Extract each record and reproduce it exactly.

===== The records

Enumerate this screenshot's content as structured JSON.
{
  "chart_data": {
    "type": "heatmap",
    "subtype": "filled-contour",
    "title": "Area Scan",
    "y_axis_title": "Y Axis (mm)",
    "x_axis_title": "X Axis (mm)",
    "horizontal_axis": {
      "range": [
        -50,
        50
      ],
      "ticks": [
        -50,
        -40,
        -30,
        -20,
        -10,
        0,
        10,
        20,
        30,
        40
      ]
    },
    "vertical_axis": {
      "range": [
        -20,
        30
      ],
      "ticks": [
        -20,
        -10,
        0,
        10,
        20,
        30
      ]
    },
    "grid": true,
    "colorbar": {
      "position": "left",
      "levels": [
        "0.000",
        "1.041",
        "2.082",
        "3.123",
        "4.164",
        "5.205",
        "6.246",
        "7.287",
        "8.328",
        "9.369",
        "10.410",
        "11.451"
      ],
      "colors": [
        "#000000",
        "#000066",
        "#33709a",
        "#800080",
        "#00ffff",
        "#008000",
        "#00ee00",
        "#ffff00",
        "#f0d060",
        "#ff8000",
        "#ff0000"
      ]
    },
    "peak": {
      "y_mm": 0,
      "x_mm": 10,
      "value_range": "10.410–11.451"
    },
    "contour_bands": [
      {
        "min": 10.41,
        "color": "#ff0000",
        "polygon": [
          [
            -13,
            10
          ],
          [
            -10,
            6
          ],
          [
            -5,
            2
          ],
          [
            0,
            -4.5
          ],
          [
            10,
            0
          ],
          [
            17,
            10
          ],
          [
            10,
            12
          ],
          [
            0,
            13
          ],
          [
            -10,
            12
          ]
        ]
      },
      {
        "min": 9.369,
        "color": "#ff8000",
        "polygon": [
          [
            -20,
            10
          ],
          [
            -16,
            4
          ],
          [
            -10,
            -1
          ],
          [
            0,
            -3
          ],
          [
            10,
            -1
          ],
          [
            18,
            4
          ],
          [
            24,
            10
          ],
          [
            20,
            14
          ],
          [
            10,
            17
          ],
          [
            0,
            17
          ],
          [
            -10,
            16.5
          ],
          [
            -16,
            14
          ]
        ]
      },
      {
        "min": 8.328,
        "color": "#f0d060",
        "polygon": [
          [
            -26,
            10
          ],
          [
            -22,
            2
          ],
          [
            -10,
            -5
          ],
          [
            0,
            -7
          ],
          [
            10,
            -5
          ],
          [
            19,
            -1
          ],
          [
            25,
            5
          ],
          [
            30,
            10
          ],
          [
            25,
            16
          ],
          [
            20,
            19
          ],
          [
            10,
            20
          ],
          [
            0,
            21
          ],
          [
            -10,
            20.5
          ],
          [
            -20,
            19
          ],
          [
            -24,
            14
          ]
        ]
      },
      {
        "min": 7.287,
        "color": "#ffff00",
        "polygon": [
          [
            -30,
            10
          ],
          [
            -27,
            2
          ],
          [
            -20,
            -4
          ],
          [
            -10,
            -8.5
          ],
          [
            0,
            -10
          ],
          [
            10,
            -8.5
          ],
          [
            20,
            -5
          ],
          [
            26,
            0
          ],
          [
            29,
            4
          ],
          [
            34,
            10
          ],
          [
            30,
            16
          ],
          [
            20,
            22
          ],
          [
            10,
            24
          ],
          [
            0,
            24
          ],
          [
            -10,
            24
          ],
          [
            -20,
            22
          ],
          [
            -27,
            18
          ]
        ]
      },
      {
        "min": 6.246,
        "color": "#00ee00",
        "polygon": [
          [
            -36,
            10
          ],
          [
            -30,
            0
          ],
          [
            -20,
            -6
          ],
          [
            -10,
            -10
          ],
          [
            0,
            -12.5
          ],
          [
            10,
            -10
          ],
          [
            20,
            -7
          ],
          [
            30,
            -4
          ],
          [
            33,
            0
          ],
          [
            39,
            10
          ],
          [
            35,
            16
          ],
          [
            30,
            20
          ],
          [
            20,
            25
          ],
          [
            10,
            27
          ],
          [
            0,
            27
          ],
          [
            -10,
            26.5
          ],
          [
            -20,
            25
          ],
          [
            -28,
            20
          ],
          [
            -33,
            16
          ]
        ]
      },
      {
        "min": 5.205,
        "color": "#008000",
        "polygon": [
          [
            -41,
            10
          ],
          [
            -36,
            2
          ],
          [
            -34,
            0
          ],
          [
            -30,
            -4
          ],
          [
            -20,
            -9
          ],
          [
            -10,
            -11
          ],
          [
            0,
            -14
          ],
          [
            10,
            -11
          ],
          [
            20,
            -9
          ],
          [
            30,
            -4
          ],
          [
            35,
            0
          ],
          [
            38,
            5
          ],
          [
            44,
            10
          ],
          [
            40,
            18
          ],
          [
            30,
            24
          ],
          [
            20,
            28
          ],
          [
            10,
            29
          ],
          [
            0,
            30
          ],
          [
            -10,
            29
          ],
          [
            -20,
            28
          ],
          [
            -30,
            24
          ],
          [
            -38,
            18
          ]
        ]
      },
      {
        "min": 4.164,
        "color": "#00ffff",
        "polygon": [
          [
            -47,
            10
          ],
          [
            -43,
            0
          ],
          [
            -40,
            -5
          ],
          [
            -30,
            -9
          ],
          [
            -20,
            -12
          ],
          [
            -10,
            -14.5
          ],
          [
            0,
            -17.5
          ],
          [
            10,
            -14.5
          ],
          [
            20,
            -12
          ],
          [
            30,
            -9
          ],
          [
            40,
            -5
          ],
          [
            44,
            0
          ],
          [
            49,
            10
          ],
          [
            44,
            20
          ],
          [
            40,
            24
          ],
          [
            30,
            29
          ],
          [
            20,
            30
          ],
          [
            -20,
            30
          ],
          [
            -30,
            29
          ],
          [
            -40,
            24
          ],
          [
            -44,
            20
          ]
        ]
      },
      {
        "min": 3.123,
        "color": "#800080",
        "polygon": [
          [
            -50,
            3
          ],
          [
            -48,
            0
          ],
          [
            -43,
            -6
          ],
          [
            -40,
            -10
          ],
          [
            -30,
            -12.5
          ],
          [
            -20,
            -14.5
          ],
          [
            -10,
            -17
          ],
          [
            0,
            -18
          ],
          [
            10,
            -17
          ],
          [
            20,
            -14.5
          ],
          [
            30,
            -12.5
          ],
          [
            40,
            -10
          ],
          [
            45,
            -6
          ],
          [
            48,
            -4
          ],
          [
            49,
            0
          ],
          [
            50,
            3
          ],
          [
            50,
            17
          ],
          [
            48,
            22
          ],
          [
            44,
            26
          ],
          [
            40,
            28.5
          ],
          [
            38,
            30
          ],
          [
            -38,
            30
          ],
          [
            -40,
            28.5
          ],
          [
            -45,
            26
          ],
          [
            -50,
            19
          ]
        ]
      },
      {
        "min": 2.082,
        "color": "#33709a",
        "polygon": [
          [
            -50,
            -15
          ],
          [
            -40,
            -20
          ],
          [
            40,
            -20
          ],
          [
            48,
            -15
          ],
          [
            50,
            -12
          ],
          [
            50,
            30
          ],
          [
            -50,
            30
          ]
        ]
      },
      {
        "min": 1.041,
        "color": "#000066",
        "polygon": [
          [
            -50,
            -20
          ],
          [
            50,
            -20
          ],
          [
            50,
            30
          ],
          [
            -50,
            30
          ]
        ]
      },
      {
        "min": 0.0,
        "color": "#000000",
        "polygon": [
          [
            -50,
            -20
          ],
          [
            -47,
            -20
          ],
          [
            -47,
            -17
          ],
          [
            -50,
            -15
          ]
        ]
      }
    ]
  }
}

==========

Full solution:
Enumerate this screenshot's content as structured JSON.
{
  "chart_data": {
    "type": "heatmap",
    "subtype": "filled-contour",
    "title": "Area Scan",
    "y_axis_title": "Y Axis (mm)",
    "x_axis_title": "X Axis (mm)",
    "horizontal_axis": {
      "range": [
        -50,
        50
      ],
      "ticks": [
        -50,
        -40,
        -30,
        -20,
        -10,
        0,
        10,
        20,
        30,
        40
      ]
    },
    "vertical_axis": {
      "range": [
        -20,
        30
      ],
      "ticks": [
        -20,
        -10,
        0,
        10,
        20,
        30
      ]
    },
    "grid": true,
    "colorbar": {
      "position": "left",
      "levels": [
        "0.000",
        "1.041",
        "2.082",
        "3.123",
        "4.164",
        "5.205",
        "6.246",
        "7.287",
        "8.328",
        "9.369",
        "10.410",
        "11.451"
      ],
      "colors": [
        "#000000",
        "#000066",
        "#33709a",
        "#800080",
        "#00ffff",
        "#008000",
        "#00ee00",
        "#ffff00",
        "#f0d060",
        "#ff8000",
        "#ff0000"
      ]
    },
    "peak": {
      "y_mm": 0,
      "x_mm": 10,
      "value_range": "10.410–11.451"
    },
    "contour_bands": [
      {
        "min": 10.41,
        "color": "#ff0000",
        "polygon": [
          [
            -13,
            10
          ],
          [
            -10,
            6
          ],
          [
            -5,
            2
          ],
          [
            0,
            -4.5
          ],
          [
            10,
            0
          ],
          [
            17,
            10
          ],
          [
            10,
            12
          ],
          [
            0,
            13
          ],
          [
            -10,
            12
          ]
        ]
      },
      {
        "min": 9.369,
        "color": "#ff8000",
        "polygon": [
          [
            -20,
            10
          ],
          [
            -16,
            4
          ],
          [
            -10,
            -1
          ],
          [
            0,
            -3
          ],
          [
            10,
            -1
          ],
          [
            18,
            4
          ],
          [
            24,
            10
          ],
          [
            20,
            14
          ],
          [
            10,
            17
          ],
          [
            0,
            17
          ],
          [
            -10,
            16.5
          ],
          [
            -16,
            14
          ]
        ]
      },
      {
        "min": 8.328,
        "color": "#f0d060",
        "polygon": [
          [
            -26,
            10
          ],
          [
            -22,
            2
          ],
          [
            -10,
            -5
          ],
          [
            0,
            -7
          ],
          [
            10,
            -5
          ],
          [
            19,
            -1
          ],
          [
            25,
            5
          ],
          [
            30,
            10
          ],
          [
            25,
            16
          ],
          [
            20,
            19
          ],
          [
            10,
            20
          ],
          [
            0,
            21
          ],
          [
            -10,
            20.5
          ],
          [
            -20,
            19
          ],
          [
            -24,
            14
          ]
        ]
      },
      {
        "min": 7.287,
        "color": "#ffff00",
        "polygon": [
          [
            -30,
            10
          ],
          [
            -27,
            2
          ],
          [
            -20,
            -4
          ],
          [
            -10,
            -8.5
          ],
          [
            0,
            -10
          ],
          [
            10,
            -8.5
          ],
          [
            20,
            -5
          ],
          [
            26,
            0
          ],
          [
            29,
            4
          ],
          [
            34,
            10
          ],
          [
            30,
            16
          ],
          [
            20,
            22
          ],
          [
            10,
            24
          ],
          [
            0,
            24
          ],
          [
            -10,
            24
          ],
          [
            -20,
            22
          ],
          [
            -27,
            18
          ]
        ]
      },
      {
        "min": 6.246,
        "color": "#00ee00",
        "polygon": [
          [
            -36,
            10
          ],
          [
            -30,
            0
          ],
          [
            -20,
            -6
          ],
          [
            -10,
            -10
          ],
          [
            0,
            -12.5
          ],
          [
            10,
            -10
          ],
          [
            20,
            -7
          ],
          [
            30,
            -4
          ],
          [
            33,
            0
          ],
          [
            39,
            10
          ],
          [
            35,
            16
          ],
          [
            30,
            20
          ],
          [
            20,
            25
          ],
          [
            10,
            27
          ],
          [
            0,
            27
          ],
          [
            -10,
            26.5
          ],
          [
            -20,
            25
          ],
          [
            -28,
            20
          ],
          [
            -33,
            16
          ]
        ]
      },
      {
        "min": 5.205,
        "color": "#008000",
        "polygon": [
          [
            -41,
            10
          ],
          [
            -36,
            2
          ],
          [
            -34,
            0
          ],
          [
            -30,
            -4
          ],
          [
            -20,
            -9
          ],
          [
            -10,
            -11
          ],
          [
            0,
            -14
          ],
          [
            10,
            -11
          ],
          [
            20,
            -9
          ],
          [
            30,
            -4
          ],
          [
            35,
            0
          ],
          [
            38,
            5
          ],
          [
            44,
            10
          ],
          [
            40,
            18
          ],
          [
            30,
            24
          ],
          [
            20,
            28
          ],
          [
            10,
            29
          ],
          [
            0,
            30
          ],
          [
            -10,
            29
          ],
          [
            -20,
            28
          ],
          [
            -30,
            24
          ],
          [
            -38,
            18
          ]
        ]
      },
      {
        "min": 4.164,
        "color": "#00ffff",
        "polygon": [
          [
            -47,
            10
          ],
          [
            -43,
            0
          ],
          [
            -40,
            -5
          ],
          [
            -30,
            -9
          ],
          [
            -20,
            -12
          ],
          [
            -10,
            -14.5
          ],
          [
            0,
            -17.5
          ],
          [
            10,
            -14.5
          ],
          [
            20,
            -12
          ],
          [
            30,
            -9
          ],
          [
            40,
            -5
          ],
          [
            44,
            0
          ],
          [
            49,
            10
          ],
          [
            44,
            20
          ],
          [
            40,
            24
          ],
          [
            30,
            29
          ],
          [
            20,
            30
          ],
          [
            -20,
            30
          ],
          [
            -30,
            29
          ],
          [
            -40,
            24
          ],
          [
            -44,
            20
          ]
        ]
      },
      {
        "min": 3.123,
        "color": "#800080",
        "polygon": [
          [
            -50,
            3
          ],
          [
            -48,
            0
          ],
          [
            -43,
            -6
          ],
          [
            -40,
            -10
          ],
          [
            -30,
            -12.5
          ],
          [
            -20,
            -14.5
          ],
          [
            -10,
            -17
          ],
          [
            0,
            -18
          ],
          [
            10,
            -17
          ],
          [
            20,
            -14.5
          ],
          [
            30,
            -12.5
          ],
          [
            40,
            -10
          ],
          [
            45,
            -6
          ],
          [
            48,
            -4
          ],
          [
            49,
            0
          ],
          [
            50,
            3
          ],
          [
            50,
            17
          ],
          [
            48,
            22
          ],
          [
            44,
            26
          ],
          [
            40,
            28.5
          ],
          [
            38,
            30
          ],
          [
            -38,
            30
          ],
          [
            -40,
            28.5
          ],
          [
            -45,
            26
          ],
          [
            -50,
            19
          ]
        ]
      },
      {
        "min": 2.082,
        "color": "#33709a",
        "polygon": [
          [
            -50,
            -15
          ],
          [
            -40,
            -20
          ],
          [
            40,
            -20
          ],
          [
            48,
            -15
          ],
          [
            50,
            -12
          ],
          [
            50,
            30
          ],
          [
            -50,
            30
          ]
        ]
      },
      {
        "min": 1.041,
        "color": "#000066",
        "polygon": [
          [
            -50,
            -20
          ],
          [
            50,
            -20
          ],
          [
            50,
            30
          ],
          [
            -50,
            30
          ]
        ]
      },
      {
        "min": 0.0,
        "color": "#000000",
        "polygon": [
          [
            -50,
            -20
          ],
          [
            -47,
            -20
          ],
          [
            -47,
            -17
          ],
          [
            -50,
            -15
          ]
        ]
      }
    ]
  }
}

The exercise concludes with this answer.